### [Data for processing]
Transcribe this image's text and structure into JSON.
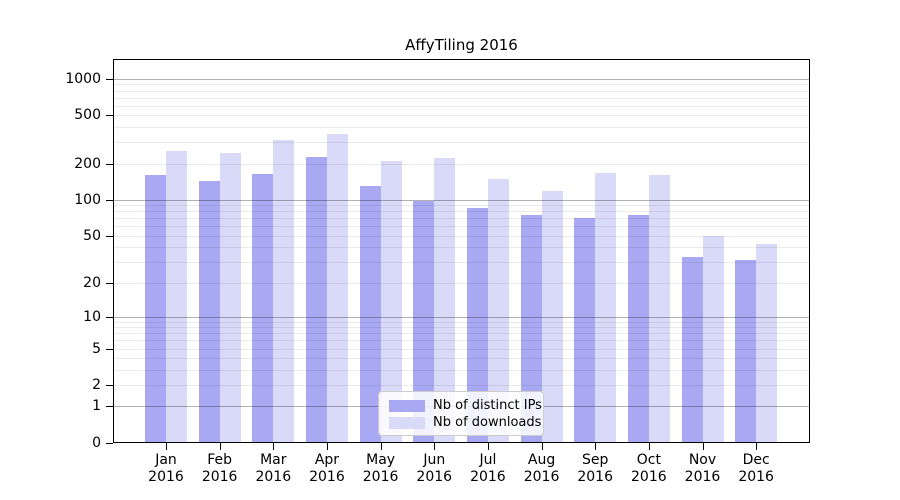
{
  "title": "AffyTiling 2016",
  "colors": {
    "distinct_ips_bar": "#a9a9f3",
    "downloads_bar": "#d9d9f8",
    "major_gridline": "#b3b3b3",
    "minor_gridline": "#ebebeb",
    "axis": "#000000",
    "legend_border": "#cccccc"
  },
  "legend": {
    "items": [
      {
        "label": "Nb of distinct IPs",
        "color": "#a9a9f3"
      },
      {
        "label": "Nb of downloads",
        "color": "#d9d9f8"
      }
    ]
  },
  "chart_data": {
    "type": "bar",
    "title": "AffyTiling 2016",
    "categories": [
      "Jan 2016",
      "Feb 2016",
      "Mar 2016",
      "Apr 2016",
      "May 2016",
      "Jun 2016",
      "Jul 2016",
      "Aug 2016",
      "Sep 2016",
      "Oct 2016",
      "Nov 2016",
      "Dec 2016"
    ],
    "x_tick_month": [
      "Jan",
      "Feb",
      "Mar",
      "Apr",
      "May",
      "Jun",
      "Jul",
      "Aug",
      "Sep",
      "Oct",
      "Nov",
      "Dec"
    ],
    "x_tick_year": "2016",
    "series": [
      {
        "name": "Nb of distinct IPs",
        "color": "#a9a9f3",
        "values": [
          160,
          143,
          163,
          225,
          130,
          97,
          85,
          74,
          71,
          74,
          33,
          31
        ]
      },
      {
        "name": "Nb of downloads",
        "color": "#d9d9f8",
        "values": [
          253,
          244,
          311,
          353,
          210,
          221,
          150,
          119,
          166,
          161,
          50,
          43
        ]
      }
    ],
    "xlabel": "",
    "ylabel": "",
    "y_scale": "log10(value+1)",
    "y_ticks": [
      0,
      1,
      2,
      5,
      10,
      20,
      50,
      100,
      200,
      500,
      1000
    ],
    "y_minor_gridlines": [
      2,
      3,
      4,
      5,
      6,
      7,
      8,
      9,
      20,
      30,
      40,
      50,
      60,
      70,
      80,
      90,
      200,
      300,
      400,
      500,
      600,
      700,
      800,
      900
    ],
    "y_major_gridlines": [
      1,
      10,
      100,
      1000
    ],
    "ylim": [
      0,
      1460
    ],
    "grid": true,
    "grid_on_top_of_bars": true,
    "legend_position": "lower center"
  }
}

### [Given task]
Quote the data exactly, leaving every image out of the copy.

### [Solution to this exercise]
Transcribe this image's text and structure into JSON.
{
  "title": "AffyTiling 2016",
  "colors": {
    "distinct_ips_bar": "#a9a9f3",
    "downloads_bar": "#d9d9f8",
    "major_gridline": "#b3b3b3",
    "minor_gridline": "#ebebeb",
    "axis": "#000000",
    "legend_border": "#cccccc"
  },
  "legend": {
    "items": [
      {
        "label": "Nb of distinct IPs",
        "color": "#a9a9f3"
      },
      {
        "label": "Nb of downloads",
        "color": "#d9d9f8"
      }
    ]
  },
  "chart_data": {
    "type": "bar",
    "title": "AffyTiling 2016",
    "categories": [
      "Jan 2016",
      "Feb 2016",
      "Mar 2016",
      "Apr 2016",
      "May 2016",
      "Jun 2016",
      "Jul 2016",
      "Aug 2016",
      "Sep 2016",
      "Oct 2016",
      "Nov 2016",
      "Dec 2016"
    ],
    "x_tick_month": [
      "Jan",
      "Feb",
      "Mar",
      "Apr",
      "May",
      "Jun",
      "Jul",
      "Aug",
      "Sep",
      "Oct",
      "Nov",
      "Dec"
    ],
    "x_tick_year": "2016",
    "series": [
      {
        "name": "Nb of distinct IPs",
        "color": "#a9a9f3",
        "values": [
          160,
          143,
          163,
          225,
          130,
          97,
          85,
          74,
          71,
          74,
          33,
          31
        ]
      },
      {
        "name": "Nb of downloads",
        "color": "#d9d9f8",
        "values": [
          253,
          244,
          311,
          353,
          210,
          221,
          150,
          119,
          166,
          161,
          50,
          43
        ]
      }
    ],
    "xlabel": "",
    "ylabel": "",
    "y_scale": "log10(value+1)",
    "y_ticks": [
      0,
      1,
      2,
      5,
      10,
      20,
      50,
      100,
      200,
      500,
      1000
    ],
    "y_minor_gridlines": [
      2,
      3,
      4,
      5,
      6,
      7,
      8,
      9,
      20,
      30,
      40,
      50,
      60,
      70,
      80,
      90,
      200,
      300,
      400,
      500,
      600,
      700,
      800,
      900
    ],
    "y_major_gridlines": [
      1,
      10,
      100,
      1000
    ],
    "ylim": [
      0,
      1460
    ],
    "grid": true,
    "grid_on_top_of_bars": true,
    "legend_position": "lower center"
  }
}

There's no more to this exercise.